Instructions for the task | Pictures do not belong in your copy. Repeat all the other data exactly.

Provided material |
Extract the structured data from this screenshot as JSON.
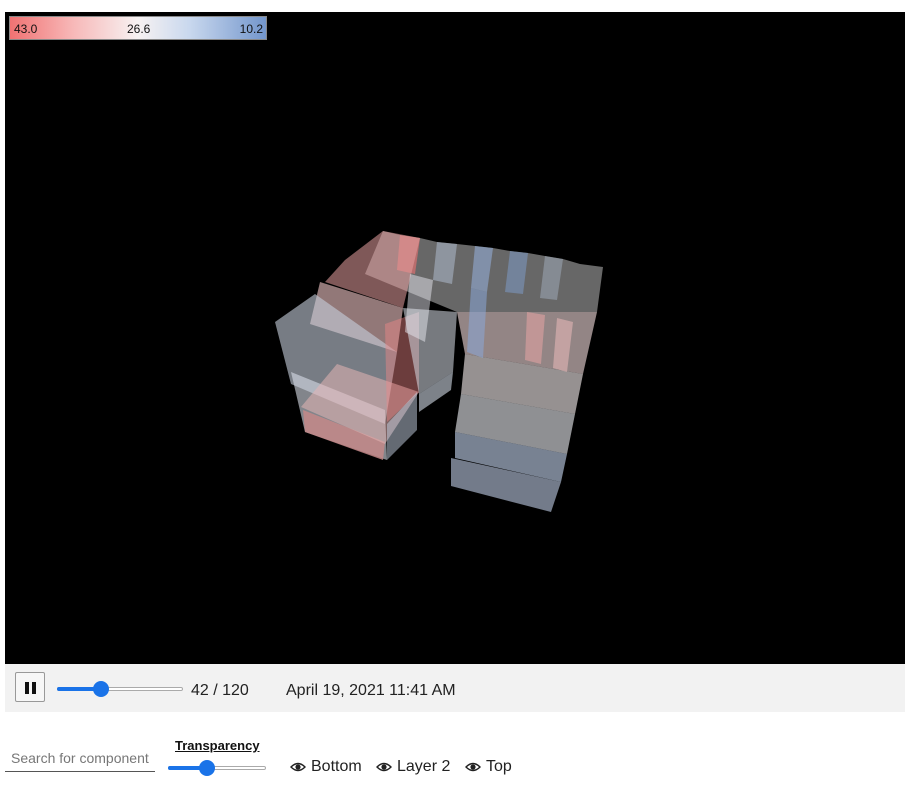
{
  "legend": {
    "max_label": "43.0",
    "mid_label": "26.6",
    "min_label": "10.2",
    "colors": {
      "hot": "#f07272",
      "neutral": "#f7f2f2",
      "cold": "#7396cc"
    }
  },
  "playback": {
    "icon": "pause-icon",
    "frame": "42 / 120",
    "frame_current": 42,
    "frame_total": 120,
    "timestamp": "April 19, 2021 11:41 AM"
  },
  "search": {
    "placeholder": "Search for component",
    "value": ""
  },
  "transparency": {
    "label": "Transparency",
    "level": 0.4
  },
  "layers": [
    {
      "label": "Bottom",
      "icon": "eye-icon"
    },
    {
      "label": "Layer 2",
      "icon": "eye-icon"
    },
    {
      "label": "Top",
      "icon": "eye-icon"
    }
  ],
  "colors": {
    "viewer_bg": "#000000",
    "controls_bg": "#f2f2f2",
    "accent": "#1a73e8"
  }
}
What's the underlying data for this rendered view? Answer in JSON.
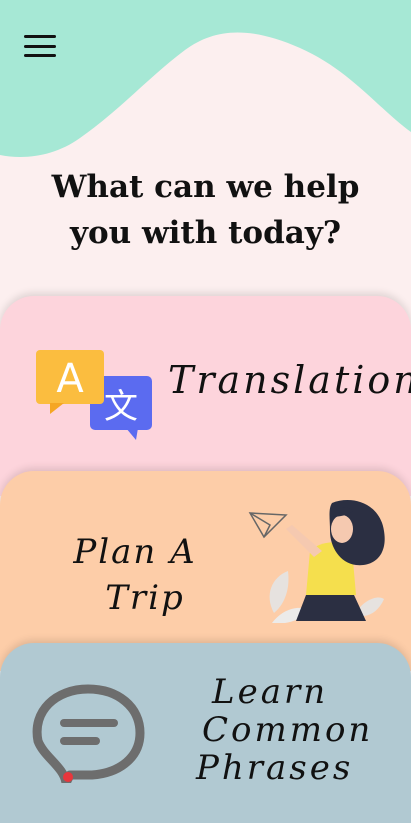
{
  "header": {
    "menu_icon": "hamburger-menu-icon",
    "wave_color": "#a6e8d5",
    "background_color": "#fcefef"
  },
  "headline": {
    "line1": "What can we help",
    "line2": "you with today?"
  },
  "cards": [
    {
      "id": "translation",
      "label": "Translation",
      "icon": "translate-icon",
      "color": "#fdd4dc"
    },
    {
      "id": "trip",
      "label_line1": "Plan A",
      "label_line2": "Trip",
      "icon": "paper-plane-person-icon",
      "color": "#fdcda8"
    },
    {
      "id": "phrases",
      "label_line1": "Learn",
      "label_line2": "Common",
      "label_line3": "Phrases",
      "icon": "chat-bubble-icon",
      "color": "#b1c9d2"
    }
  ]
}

Solved exercise |
Extract the structured data from this screenshot as JSON.
{
  "legend": {
    "max_label": "43.0",
    "mid_label": "26.6",
    "min_label": "10.2",
    "colors": {
      "hot": "#f07272",
      "neutral": "#f7f2f2",
      "cold": "#7396cc"
    }
  },
  "playback": {
    "icon": "pause-icon",
    "frame": "42 / 120",
    "frame_current": 42,
    "frame_total": 120,
    "timestamp": "April 19, 2021 11:41 AM"
  },
  "search": {
    "placeholder": "Search for component",
    "value": ""
  },
  "transparency": {
    "label": "Transparency",
    "level": 0.4
  },
  "layers": [
    {
      "label": "Bottom",
      "icon": "eye-icon"
    },
    {
      "label": "Layer 2",
      "icon": "eye-icon"
    },
    {
      "label": "Top",
      "icon": "eye-icon"
    }
  ],
  "colors": {
    "viewer_bg": "#000000",
    "controls_bg": "#f2f2f2",
    "accent": "#1a73e8"
  }
}
What's the underlying data for this rendered view? Answer in JSON.
{
  "header": {
    "menu_icon": "hamburger-menu-icon",
    "wave_color": "#a6e8d5",
    "background_color": "#fcefef"
  },
  "headline": {
    "line1": "What can we help",
    "line2": "you with today?"
  },
  "cards": [
    {
      "id": "translation",
      "label": "Translation",
      "icon": "translate-icon",
      "color": "#fdd4dc"
    },
    {
      "id": "trip",
      "label_line1": "Plan A",
      "label_line2": "Trip",
      "icon": "paper-plane-person-icon",
      "color": "#fdcda8"
    },
    {
      "id": "phrases",
      "label_line1": "Learn",
      "label_line2": "Common",
      "label_line3": "Phrases",
      "icon": "chat-bubble-icon",
      "color": "#b1c9d2"
    }
  ]
}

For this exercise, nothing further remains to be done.